Print, exactly and completely, every entry in the data.

[Begin Exercise input]

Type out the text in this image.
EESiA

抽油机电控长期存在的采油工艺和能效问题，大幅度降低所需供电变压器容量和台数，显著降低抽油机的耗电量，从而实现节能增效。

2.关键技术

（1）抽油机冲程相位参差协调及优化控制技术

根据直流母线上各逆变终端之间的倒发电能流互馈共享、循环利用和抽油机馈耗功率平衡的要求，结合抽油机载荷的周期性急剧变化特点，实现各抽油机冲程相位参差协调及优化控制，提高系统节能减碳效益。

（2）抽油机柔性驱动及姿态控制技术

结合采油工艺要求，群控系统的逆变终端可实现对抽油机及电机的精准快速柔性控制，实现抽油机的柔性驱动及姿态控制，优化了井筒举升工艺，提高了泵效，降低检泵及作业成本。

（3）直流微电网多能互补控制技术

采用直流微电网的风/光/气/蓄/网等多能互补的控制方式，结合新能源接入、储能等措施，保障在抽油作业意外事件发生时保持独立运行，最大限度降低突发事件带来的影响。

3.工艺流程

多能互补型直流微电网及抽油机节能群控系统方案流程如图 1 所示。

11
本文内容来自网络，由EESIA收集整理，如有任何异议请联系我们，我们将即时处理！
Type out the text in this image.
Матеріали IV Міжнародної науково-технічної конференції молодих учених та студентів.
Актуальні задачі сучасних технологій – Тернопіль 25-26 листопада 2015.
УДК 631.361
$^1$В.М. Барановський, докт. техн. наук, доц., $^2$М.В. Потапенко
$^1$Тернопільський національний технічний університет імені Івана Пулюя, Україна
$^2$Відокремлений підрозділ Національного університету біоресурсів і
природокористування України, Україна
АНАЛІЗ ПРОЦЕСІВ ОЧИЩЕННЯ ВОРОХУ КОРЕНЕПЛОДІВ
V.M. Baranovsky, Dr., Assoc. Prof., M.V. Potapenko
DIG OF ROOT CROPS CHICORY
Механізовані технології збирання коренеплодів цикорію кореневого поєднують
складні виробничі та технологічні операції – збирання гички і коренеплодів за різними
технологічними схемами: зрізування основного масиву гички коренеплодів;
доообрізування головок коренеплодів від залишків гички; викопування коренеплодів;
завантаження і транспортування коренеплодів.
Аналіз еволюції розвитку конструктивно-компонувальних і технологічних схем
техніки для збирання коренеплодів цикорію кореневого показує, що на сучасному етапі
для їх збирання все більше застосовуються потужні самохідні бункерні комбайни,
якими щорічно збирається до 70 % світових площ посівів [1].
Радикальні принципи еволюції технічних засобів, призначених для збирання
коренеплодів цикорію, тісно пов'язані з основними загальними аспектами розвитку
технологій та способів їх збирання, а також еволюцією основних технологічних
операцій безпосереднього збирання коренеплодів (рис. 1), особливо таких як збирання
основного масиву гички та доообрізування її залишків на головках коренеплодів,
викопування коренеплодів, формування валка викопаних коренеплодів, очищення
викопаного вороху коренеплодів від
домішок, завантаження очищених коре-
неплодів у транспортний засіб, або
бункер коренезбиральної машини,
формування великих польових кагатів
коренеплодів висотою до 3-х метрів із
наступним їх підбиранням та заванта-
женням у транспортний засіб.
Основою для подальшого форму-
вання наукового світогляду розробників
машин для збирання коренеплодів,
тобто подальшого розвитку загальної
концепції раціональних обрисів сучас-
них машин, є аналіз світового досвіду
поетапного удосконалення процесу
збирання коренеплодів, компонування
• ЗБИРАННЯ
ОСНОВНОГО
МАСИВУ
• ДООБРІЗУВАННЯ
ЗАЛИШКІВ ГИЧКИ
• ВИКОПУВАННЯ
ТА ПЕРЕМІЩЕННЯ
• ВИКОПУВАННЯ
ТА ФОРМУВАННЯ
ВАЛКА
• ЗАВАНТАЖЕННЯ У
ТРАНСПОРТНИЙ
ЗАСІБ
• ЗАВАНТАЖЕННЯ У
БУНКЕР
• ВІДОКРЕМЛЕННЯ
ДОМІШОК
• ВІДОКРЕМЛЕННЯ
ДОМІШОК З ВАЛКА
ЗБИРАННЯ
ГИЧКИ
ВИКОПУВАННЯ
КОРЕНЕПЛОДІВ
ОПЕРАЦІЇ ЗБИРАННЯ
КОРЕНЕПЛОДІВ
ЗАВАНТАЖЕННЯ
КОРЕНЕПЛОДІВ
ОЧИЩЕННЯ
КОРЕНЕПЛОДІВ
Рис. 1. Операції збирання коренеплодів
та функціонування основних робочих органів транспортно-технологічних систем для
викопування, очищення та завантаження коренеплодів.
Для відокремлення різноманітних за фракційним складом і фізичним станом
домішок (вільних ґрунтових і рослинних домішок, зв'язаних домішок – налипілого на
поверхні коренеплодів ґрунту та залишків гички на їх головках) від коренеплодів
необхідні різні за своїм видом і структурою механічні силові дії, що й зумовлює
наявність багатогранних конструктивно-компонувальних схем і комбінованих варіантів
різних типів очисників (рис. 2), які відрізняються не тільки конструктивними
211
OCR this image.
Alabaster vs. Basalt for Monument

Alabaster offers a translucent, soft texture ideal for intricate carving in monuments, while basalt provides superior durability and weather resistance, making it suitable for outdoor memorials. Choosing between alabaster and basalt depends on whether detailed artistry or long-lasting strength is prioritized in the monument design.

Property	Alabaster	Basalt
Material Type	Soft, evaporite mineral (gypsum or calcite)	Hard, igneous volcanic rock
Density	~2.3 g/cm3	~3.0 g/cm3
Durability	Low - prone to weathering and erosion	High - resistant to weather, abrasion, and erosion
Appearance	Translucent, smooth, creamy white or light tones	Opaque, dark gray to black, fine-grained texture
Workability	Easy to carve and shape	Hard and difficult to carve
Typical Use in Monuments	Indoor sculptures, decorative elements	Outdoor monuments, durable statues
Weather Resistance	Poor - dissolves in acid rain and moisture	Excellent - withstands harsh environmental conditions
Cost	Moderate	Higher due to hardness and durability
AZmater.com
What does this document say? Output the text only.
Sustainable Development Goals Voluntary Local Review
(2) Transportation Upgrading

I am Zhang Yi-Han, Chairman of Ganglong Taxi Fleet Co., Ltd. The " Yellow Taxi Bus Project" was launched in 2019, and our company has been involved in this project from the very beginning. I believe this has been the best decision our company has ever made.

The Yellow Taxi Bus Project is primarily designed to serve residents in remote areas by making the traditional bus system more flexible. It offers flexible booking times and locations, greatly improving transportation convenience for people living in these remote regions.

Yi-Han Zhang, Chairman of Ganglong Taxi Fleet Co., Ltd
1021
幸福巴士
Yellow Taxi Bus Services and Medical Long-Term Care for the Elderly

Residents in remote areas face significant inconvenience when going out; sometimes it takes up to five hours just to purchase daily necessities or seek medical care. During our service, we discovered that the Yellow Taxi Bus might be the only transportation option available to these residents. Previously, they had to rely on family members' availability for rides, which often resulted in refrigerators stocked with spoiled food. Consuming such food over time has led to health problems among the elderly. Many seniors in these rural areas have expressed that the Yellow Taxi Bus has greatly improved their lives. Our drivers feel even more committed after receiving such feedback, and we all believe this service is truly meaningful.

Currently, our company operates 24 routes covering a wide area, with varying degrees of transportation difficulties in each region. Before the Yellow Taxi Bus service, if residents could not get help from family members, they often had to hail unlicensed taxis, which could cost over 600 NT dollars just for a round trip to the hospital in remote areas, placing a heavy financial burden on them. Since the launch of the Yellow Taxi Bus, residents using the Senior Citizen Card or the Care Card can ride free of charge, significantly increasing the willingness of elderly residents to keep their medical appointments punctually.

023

[End Exercise input]

Output for this exercise:
Type out the text in this image.
EESiA

抽油机电控长期存在的采油工艺和能效问题，大幅度降低所需供电变压器容量和台数，显著降低抽油机的耗电量，从而实现节能增效。

2.关键技术

（1）抽油机冲程相位参差协调及优化控制技术

根据直流母线上各逆变终端之间的倒发电能流互馈共享、循环利用和抽油机馈耗功率平衡的要求，结合抽油机载荷的周期性急剧变化特点，实现各抽油机冲程相位参差协调及优化控制，提高系统节能减碳效益。

（2）抽油机柔性驱动及姿态控制技术

结合采油工艺要求，群控系统的逆变终端可实现对抽油机及电机的精准快速柔性控制，实现抽油机的柔性驱动及姿态控制，优化了井筒举升工艺，提高了泵效，降低检泵及作业成本。

（3）直流微电网多能互补控制技术

采用直流微电网的风/光/气/蓄/网等多能互补的控制方式，结合新能源接入、储能等措施，保障在抽油作业意外事件发生时保持独立运行，最大限度降低突发事件带来的影响。

3.工艺流程

多能互补型直流微电网及抽油机节能群控系统方案流程如图 1 所示。

11
本文内容来自网络，由EESIA收集整理，如有任何异议请联系我们，我们将即时处理！
Type out the text in this image.
Матеріали IV Міжнародної науково-технічної конференції молодих учених та студентів.
Актуальні задачі сучасних технологій – Тернопіль 25-26 листопада 2015.
УДК 631.361
$^1$В.М. Барановський, докт. техн. наук, доц., $^2$М.В. Потапенко
$^1$Тернопільський національний технічний університет імені Івана Пулюя, Україна
$^2$Відокремлений підрозділ Національного університету біоресурсів і
природокористування України, Україна
АНАЛІЗ ПРОЦЕСІВ ОЧИЩЕННЯ ВОРОХУ КОРЕНЕПЛОДІВ
V.M. Baranovsky, Dr., Assoc. Prof., M.V. Potapenko
DIG OF ROOT CROPS CHICORY
Механізовані технології збирання коренеплодів цикорію кореневого поєднують
складні виробничі та технологічні операції – збирання гички і коренеплодів за різними
технологічними схемами: зрізування основного масиву гички коренеплодів;
доообрізування головок коренеплодів від залишків гички; викопування коренеплодів;
завантаження і транспортування коренеплодів.
Аналіз еволюції розвитку конструктивно-компонувальних і технологічних схем
техніки для збирання коренеплодів цикорію кореневого показує, що на сучасному етапі
для їх збирання все більше застосовуються потужні самохідні бункерні комбайни,
якими щорічно збирається до 70 % світових площ посівів [1].
Радикальні принципи еволюції технічних засобів, призначених для збирання
коренеплодів цикорію, тісно пов'язані з основними загальними аспектами розвитку
технологій та способів їх збирання, а також еволюцією основних технологічних
операцій безпосереднього збирання коренеплодів (рис. 1), особливо таких як збирання
основного масиву гички та доообрізування її залишків на головках коренеплодів,
викопування коренеплодів, формування валка викопаних коренеплодів, очищення
викопаного вороху коренеплодів від
домішок, завантаження очищених коре-
неплодів у транспортний засіб, або
бункер коренезбиральної машини,
формування великих польових кагатів
коренеплодів висотою до 3-х метрів із
наступним їх підбиранням та заванта-
женням у транспортний засіб.
Основою для подальшого форму-
вання наукового світогляду розробників
машин для збирання коренеплодів,
тобто подальшого розвитку загальної
концепції раціональних обрисів сучас-
них машин, є аналіз світового досвіду
поетапного удосконалення процесу
збирання коренеплодів, компонування
• ЗБИРАННЯ
ОСНОВНОГО
МАСИВУ
• ДООБРІЗУВАННЯ
ЗАЛИШКІВ ГИЧКИ
• ВИКОПУВАННЯ
ТА ПЕРЕМІЩЕННЯ
• ВИКОПУВАННЯ
ТА ФОРМУВАННЯ
ВАЛКА
• ЗАВАНТАЖЕННЯ У
ТРАНСПОРТНИЙ
ЗАСІБ
• ЗАВАНТАЖЕННЯ У
БУНКЕР
• ВІДОКРЕМЛЕННЯ
ДОМІШОК
• ВІДОКРЕМЛЕННЯ
ДОМІШОК З ВАЛКА
ЗБИРАННЯ
ГИЧКИ
ВИКОПУВАННЯ
КОРЕНЕПЛОДІВ
ОПЕРАЦІЇ ЗБИРАННЯ
КОРЕНЕПЛОДІВ
ЗАВАНТАЖЕННЯ
КОРЕНЕПЛОДІВ
ОЧИЩЕННЯ
КОРЕНЕПЛОДІВ
Рис. 1. Операції збирання коренеплодів
та функціонування основних робочих органів транспортно-технологічних систем для
викопування, очищення та завантаження коренеплодів.
Для відокремлення різноманітних за фракційним складом і фізичним станом
домішок (вільних ґрунтових і рослинних домішок, зв'язаних домішок – налипілого на
поверхні коренеплодів ґрунту та залишків гички на їх головках) від коренеплодів
необхідні різні за своїм видом і структурою механічні силові дії, що й зумовлює
наявність багатогранних конструктивно-компонувальних схем і комбінованих варіантів
різних типів очисників (рис. 2), які відрізняються не тільки конструктивними
211
OCR this image.
Alabaster vs. Basalt for Monument

Alabaster offers a translucent, soft texture ideal for intricate carving in monuments, while basalt provides superior durability and weather resistance, making it suitable for outdoor memorials. Choosing between alabaster and basalt depends on whether detailed artistry or long-lasting strength is prioritized in the monument design.

Property	Alabaster	Basalt
Material Type	Soft, evaporite mineral (gypsum or calcite)	Hard, igneous volcanic rock
Density	~2.3 g/cm3	~3.0 g/cm3
Durability	Low - prone to weathering and erosion	High - resistant to weather, abrasion, and erosion
Appearance	Translucent, smooth, creamy white or light tones	Opaque, dark gray to black, fine-grained texture
Workability	Easy to carve and shape	Hard and difficult to carve
Typical Use in Monuments	Indoor sculptures, decorative elements	Outdoor monuments, durable statues
Weather Resistance	Poor - dissolves in acid rain and moisture	Excellent - withstands harsh environmental conditions
Cost	Moderate	Higher due to hardness and durability
AZmater.com
What does this document say? Output the text only.
Sustainable Development Goals Voluntary Local Review
(2) Transportation Upgrading

I am Zhang Yi-Han, Chairman of Ganglong Taxi Fleet Co., Ltd. The " Yellow Taxi Bus Project" was launched in 2019, and our company has been involved in this project from the very beginning. I believe this has been the best decision our company has ever made.

The Yellow Taxi Bus Project is primarily designed to serve residents in remote areas by making the traditional bus system more flexible. It offers flexible booking times and locations, greatly improving transportation convenience for people living in these remote regions.

Yi-Han Zhang, Chairman of Ganglong Taxi Fleet Co., Ltd
1021
幸福巴士
Yellow Taxi Bus Services and Medical Long-Term Care for the Elderly

Residents in remote areas face significant inconvenience when going out; sometimes it takes up to five hours just to purchase daily necessities or seek medical care. During our service, we discovered that the Yellow Taxi Bus might be the only transportation option available to these residents. Previously, they had to rely on family members' availability for rides, which often resulted in refrigerators stocked with spoiled food. Consuming such food over time has led to health problems among the elderly. Many seniors in these rural areas have expressed that the Yellow Taxi Bus has greatly improved their lives. Our drivers feel even more committed after receiving such feedback, and we all believe this service is truly meaningful.

Currently, our company operates 24 routes covering a wide area, with varying degrees of transportation difficulties in each region. Before the Yellow Taxi Bus service, if residents could not get help from family members, they often had to hail unlicensed taxis, which could cost over 600 NT dollars just for a round trip to the hospital in remote areas, placing a heavy financial burden on them. Since the launch of the Yellow Taxi Bus, residents using the Senior Citizen Card or the Care Card can ride free of charge, significantly increasing the willingness of elderly residents to keep their medical appointments punctually.

023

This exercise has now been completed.